- **Supplied material**:
+ + +

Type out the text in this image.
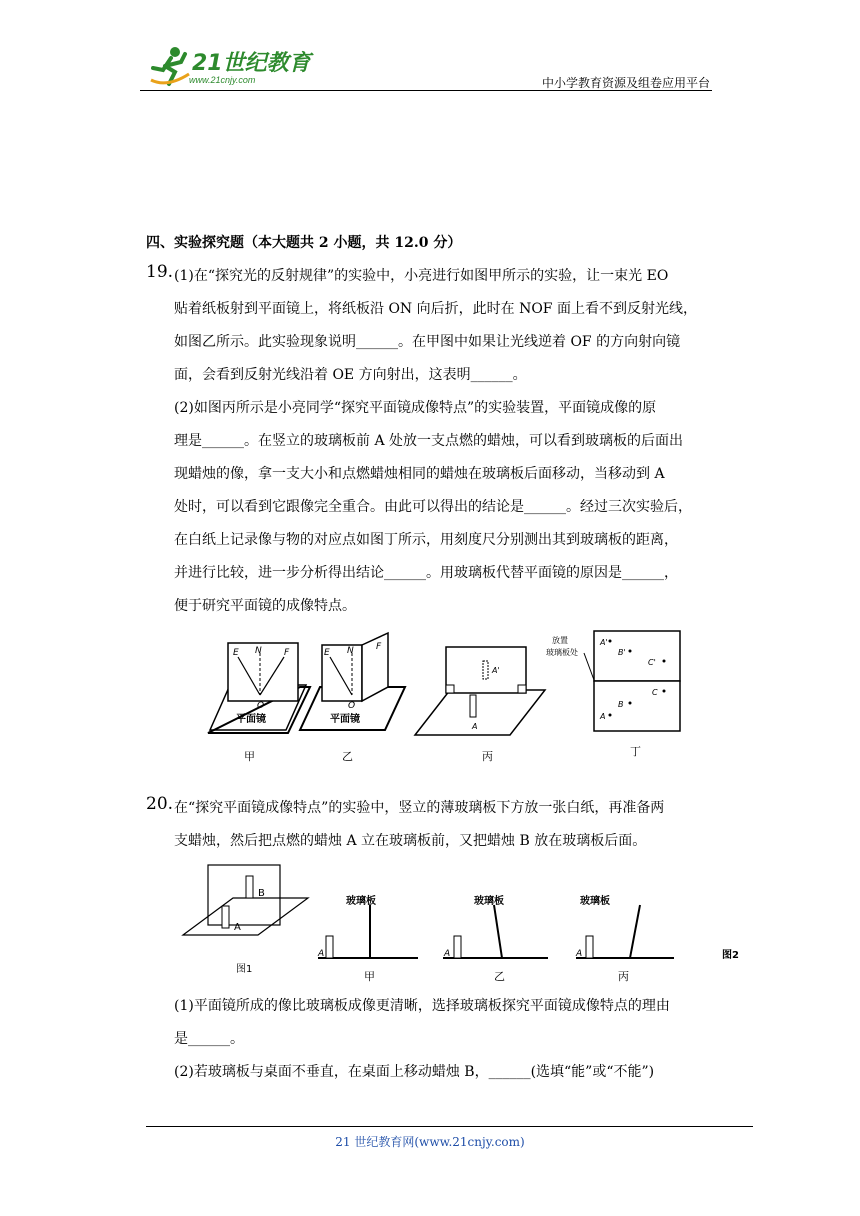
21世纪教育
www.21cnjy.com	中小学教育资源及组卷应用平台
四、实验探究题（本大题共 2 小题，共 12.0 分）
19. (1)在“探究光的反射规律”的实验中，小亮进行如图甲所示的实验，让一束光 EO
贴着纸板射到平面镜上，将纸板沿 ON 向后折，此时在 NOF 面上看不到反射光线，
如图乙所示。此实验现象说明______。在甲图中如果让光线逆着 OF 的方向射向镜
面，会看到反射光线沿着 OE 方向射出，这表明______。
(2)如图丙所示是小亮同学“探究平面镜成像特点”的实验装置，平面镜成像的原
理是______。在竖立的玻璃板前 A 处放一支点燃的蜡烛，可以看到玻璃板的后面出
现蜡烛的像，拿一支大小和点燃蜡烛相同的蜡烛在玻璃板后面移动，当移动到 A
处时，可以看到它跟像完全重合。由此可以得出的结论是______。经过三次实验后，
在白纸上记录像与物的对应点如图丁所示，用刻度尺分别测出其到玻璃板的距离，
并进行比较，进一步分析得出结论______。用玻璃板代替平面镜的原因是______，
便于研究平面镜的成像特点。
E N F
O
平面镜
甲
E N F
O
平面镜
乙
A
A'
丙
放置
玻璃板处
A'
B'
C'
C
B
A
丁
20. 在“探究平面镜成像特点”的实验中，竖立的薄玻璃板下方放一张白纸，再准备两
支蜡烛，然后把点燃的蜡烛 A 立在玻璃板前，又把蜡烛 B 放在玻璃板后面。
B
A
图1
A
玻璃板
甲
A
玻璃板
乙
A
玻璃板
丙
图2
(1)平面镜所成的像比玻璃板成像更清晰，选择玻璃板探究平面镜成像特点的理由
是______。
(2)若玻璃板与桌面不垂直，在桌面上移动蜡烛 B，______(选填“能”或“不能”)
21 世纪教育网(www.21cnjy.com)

+ + +

- **Do this**: Leave out the pictures and copy every record above exactly.

- **Finished task**:
Type out the text in this image.
21世纪教育
www.21cnjy.com	中小学教育资源及组卷应用平台
四、实验探究题（本大题共 2 小题，共 12.0 分）
19. (1)在“探究光的反射规律”的实验中，小亮进行如图甲所示的实验，让一束光 EO
贴着纸板射到平面镜上，将纸板沿 ON 向后折，此时在 NOF 面上看不到反射光线，
如图乙所示。此实验现象说明______。在甲图中如果让光线逆着 OF 的方向射向镜
面，会看到反射光线沿着 OE 方向射出，这表明______。
(2)如图丙所示是小亮同学“探究平面镜成像特点”的实验装置，平面镜成像的原
理是______。在竖立的玻璃板前 A 处放一支点燃的蜡烛，可以看到玻璃板的后面出
现蜡烛的像，拿一支大小和点燃蜡烛相同的蜡烛在玻璃板后面移动，当移动到 A
处时，可以看到它跟像完全重合。由此可以得出的结论是______。经过三次实验后，
在白纸上记录像与物的对应点如图丁所示，用刻度尺分别测出其到玻璃板的距离，
并进行比较，进一步分析得出结论______。用玻璃板代替平面镜的原因是______，
便于研究平面镜的成像特点。
E N F
O
平面镜
甲
E N F
O
平面镜
乙
A
A'
丙
放置
玻璃板处
A'
B'
C'
C
B
A
丁
20. 在“探究平面镜成像特点”的实验中，竖立的薄玻璃板下方放一张白纸，再准备两
支蜡烛，然后把点燃的蜡烛 A 立在玻璃板前，又把蜡烛 B 放在玻璃板后面。
B
A
图1
A
玻璃板
甲
A
玻璃板
乙
A
玻璃板
丙
图2
(1)平面镜所成的像比玻璃板成像更清晰，选择玻璃板探究平面镜成像特点的理由
是______。
(2)若玻璃板与桌面不垂直，在桌面上移动蜡烛 B，______(选填“能”或“不能”)
21 世纪教育网(www.21cnjy.com)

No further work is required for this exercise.